#### Brano
>>

L’avrei amata nel vederla ritratta mentre fa una visita notturna a mio padre – e ai molti come lui – che non riesce a dormire e piange perché si sente solo e sperduto. E mio padre è fortunato perché c’è chi si occupa della sua notte e della sua tristezza. A spese della famiglia, naturalmente, perché questo genere di sostegno non è di certo contemplato nel mansionario e il personale è appena sufficiente per le emergenze.
Sarebbero state immagini bellissime, confortanti, quelle che avrebbero senza il minimo dubbio significato “un segnale di vero cambiamento”. E le dirò una cosa di più, direttore. Per come la vedo io, un direttore generale stipendiato dai cittadini per garantire loro la salute, quando scopre che non c’è un pezzo di sapone per lavarsi le mani nel luogo più settico dell’università, esce, ne compra 50 chili di tasca sua – lo stipendio glielo consente – e poi, con serena fermezza, dà un’occhiata agli appalti. Poi, in serena coscienza, convoca assessori, sindaci e onorevoli, e li invita a sganciare, di tasca loro, il necessario per tutto il resto che è indispensabile e colpevolmente mancante.
E questo non è tutto, ma ciò che ho visto nella prima superficie della prima ora. Assieme alla constatazione che ancora ci sono, e di più, persone per bene ed eccellenti, ancora, dopo vent’anni frustrate nella loro più lodevole volontà. Assieme alla constatazione che la recente riduzione delle tasse che ha concesso un paio di pieni di gasolio gratis per il motoscafo di chi ama andarsi a prendere l’aperitivo a Portofino via mare, e a tutti gli altri di questo Paese, ancora un po’ di quel poco che aveva per la propria decenza.
Un’ultima cosa, e non per lei direttore. Il governo D’Alema fece fuori il ministro della Sanità Rosi Bindi perché odiata dalle corporazioni della sanità. Troveremo mai un governo – nazionale, regionale, locale – che faccia fuori un ministro perché odiato dai cittadini in deficit di cure e di sanità?

<<

#### Dati forniti
>>

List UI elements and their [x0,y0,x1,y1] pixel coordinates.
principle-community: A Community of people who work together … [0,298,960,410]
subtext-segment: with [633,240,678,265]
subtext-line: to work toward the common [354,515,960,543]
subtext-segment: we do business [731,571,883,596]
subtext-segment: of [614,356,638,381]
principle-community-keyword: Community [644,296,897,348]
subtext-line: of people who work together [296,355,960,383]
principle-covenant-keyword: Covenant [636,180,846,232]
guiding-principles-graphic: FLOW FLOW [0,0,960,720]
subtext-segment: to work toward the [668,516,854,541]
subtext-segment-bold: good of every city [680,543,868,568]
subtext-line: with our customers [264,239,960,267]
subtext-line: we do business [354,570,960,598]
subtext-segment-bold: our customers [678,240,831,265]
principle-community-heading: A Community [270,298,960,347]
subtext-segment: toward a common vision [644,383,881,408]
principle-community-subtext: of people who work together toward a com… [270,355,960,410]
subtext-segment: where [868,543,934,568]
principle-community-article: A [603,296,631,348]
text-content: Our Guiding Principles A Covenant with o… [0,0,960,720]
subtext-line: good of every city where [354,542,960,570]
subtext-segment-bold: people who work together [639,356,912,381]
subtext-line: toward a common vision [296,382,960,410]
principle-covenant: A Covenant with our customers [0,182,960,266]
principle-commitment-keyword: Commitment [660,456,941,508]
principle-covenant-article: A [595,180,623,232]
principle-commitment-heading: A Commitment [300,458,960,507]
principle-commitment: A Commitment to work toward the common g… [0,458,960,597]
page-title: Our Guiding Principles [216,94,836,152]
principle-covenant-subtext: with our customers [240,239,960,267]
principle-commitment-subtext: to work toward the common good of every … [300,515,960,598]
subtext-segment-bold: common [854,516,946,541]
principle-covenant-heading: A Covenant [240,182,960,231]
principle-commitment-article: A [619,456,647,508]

<<
>>

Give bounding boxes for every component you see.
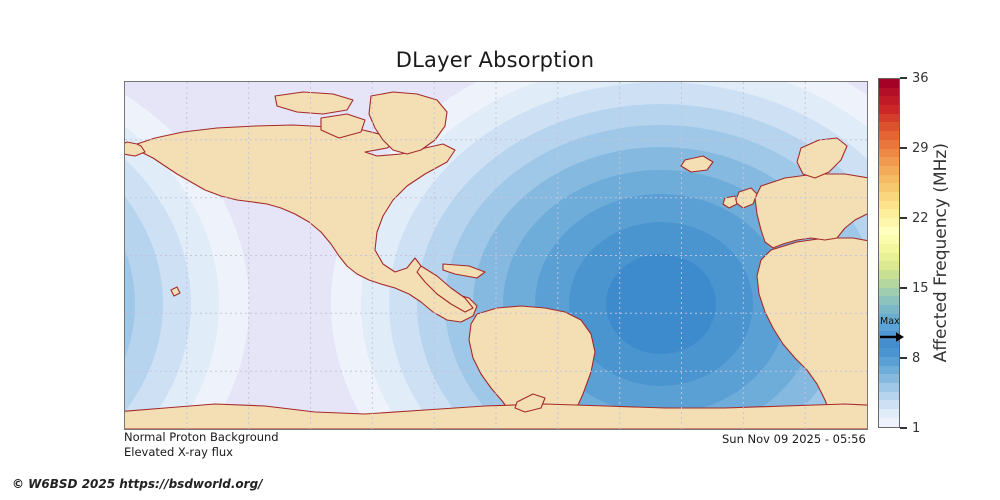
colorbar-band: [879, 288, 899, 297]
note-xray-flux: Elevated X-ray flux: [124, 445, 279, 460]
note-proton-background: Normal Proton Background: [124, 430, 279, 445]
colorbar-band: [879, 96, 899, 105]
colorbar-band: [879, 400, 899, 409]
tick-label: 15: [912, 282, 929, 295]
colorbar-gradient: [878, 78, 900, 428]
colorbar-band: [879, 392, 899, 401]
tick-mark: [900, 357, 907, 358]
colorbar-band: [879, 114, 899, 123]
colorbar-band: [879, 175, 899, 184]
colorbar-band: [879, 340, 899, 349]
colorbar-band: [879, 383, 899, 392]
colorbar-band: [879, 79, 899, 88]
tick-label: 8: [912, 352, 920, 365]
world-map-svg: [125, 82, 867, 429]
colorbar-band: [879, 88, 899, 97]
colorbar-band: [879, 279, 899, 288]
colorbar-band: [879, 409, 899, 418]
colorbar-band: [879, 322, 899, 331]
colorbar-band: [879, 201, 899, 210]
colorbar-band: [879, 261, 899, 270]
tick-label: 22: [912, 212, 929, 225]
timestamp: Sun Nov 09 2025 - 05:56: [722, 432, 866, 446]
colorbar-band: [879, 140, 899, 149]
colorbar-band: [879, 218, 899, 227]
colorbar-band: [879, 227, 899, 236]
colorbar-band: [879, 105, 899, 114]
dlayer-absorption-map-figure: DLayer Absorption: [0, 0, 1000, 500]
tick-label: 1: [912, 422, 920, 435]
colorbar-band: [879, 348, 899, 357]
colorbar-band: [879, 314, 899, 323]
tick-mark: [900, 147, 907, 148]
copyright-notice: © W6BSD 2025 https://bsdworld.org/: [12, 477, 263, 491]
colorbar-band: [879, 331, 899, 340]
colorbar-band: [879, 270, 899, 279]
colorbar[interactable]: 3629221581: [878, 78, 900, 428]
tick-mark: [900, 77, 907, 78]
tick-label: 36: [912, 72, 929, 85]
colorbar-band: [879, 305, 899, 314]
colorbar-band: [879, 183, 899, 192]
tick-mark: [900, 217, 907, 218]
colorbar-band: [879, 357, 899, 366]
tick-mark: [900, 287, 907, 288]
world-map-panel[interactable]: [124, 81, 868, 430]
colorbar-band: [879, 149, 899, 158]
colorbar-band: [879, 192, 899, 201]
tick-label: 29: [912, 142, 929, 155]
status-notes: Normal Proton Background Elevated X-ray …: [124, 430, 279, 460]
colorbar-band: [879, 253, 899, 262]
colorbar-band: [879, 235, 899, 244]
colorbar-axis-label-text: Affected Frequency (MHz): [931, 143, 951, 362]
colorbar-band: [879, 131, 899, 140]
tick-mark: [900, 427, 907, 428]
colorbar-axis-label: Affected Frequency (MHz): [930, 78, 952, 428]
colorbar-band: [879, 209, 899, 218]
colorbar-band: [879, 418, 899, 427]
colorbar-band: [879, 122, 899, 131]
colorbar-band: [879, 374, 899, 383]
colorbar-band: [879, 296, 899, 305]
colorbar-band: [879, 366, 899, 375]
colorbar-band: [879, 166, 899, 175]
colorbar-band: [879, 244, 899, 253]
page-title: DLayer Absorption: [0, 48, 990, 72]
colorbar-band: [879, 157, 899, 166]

<<
>>

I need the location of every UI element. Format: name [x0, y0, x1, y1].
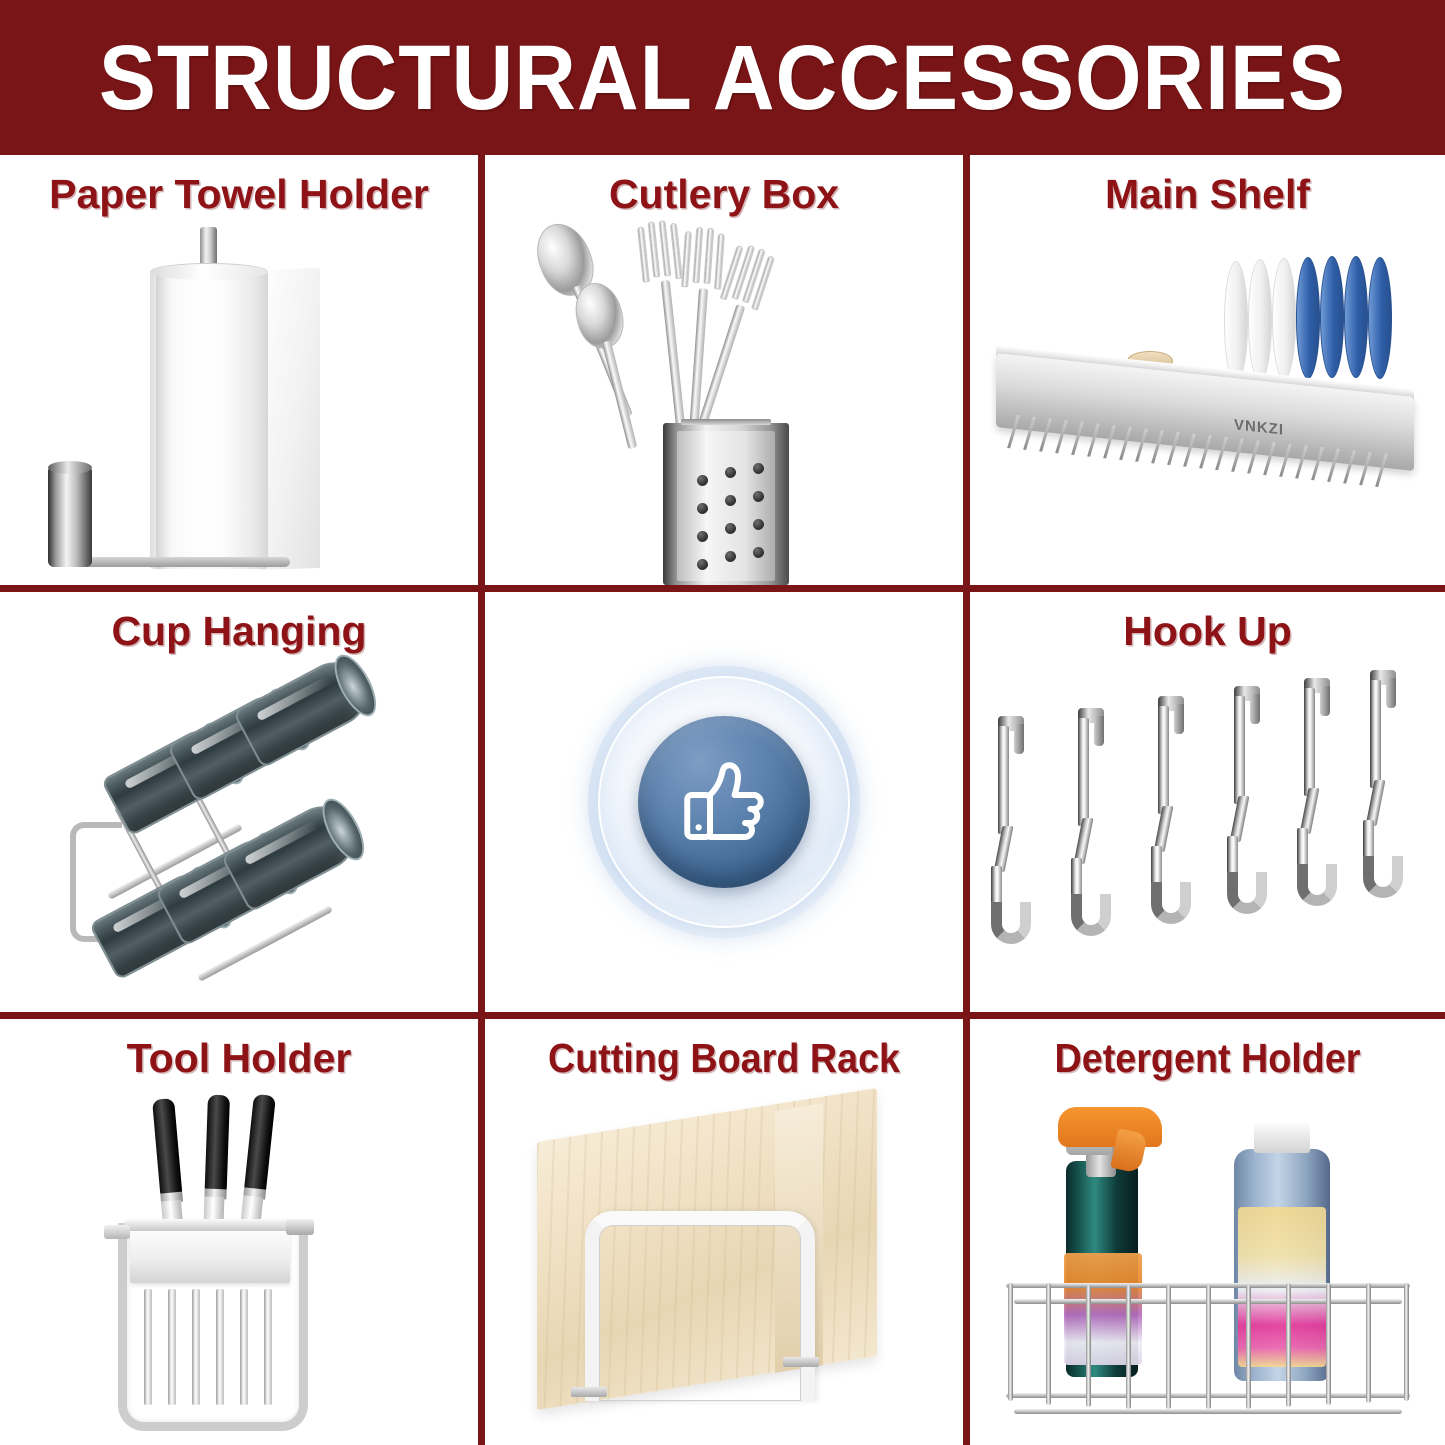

<<

#### Esercizi
[a] Estrai dal brano sulla sanità il passo che va da "L’avrei amata nel" a "per le emergenze.", copiandolo senza alcuna modifica.
[b] Riduci a un elenco puntato il paragrafo del brano sulla sanità che inizia con "Sarebbero state immagini bellissime", mantenendone i fatti principali.
Le voci non hanno alcun legame con il brano.

#### Risposte
[a]
L’avrei amata nel vederla ritratta mentre fa una visita notturna a mio padre – e ai molti come lui – che non riesce a dormire e piange perché si sente solo e sperduto. E mio padre è fortunato perché c’è chi si occupa della sua notte e della sua tristezza. A spese della famiglia, naturalmente, perché questo genere di sostegno non è di certo contemplato nel mansionario e il personale è appena sufficiente per le emergenze.

[b]
- Quelle immagini sarebbero state bellissime e confortanti e avrebbero significato senza dubbio "un segnale di vero cambiamento".
- Secondo chi scrive, un direttore generale pagato dai cittadini per garantire loro la salute dovrebbe agire di persona se scopre che manca il sapone per lavarsi le mani nel luogo più settico dell'università. Dovrebbe comprarne 50 chili di tasca propria e poi controllare gli appalti.
- Dovrebbe infine convocare assessori, sindaci e onorevoli e invitarli a pagare di tasca loro tutto il resto, indispensabile e colpevolmente mancante.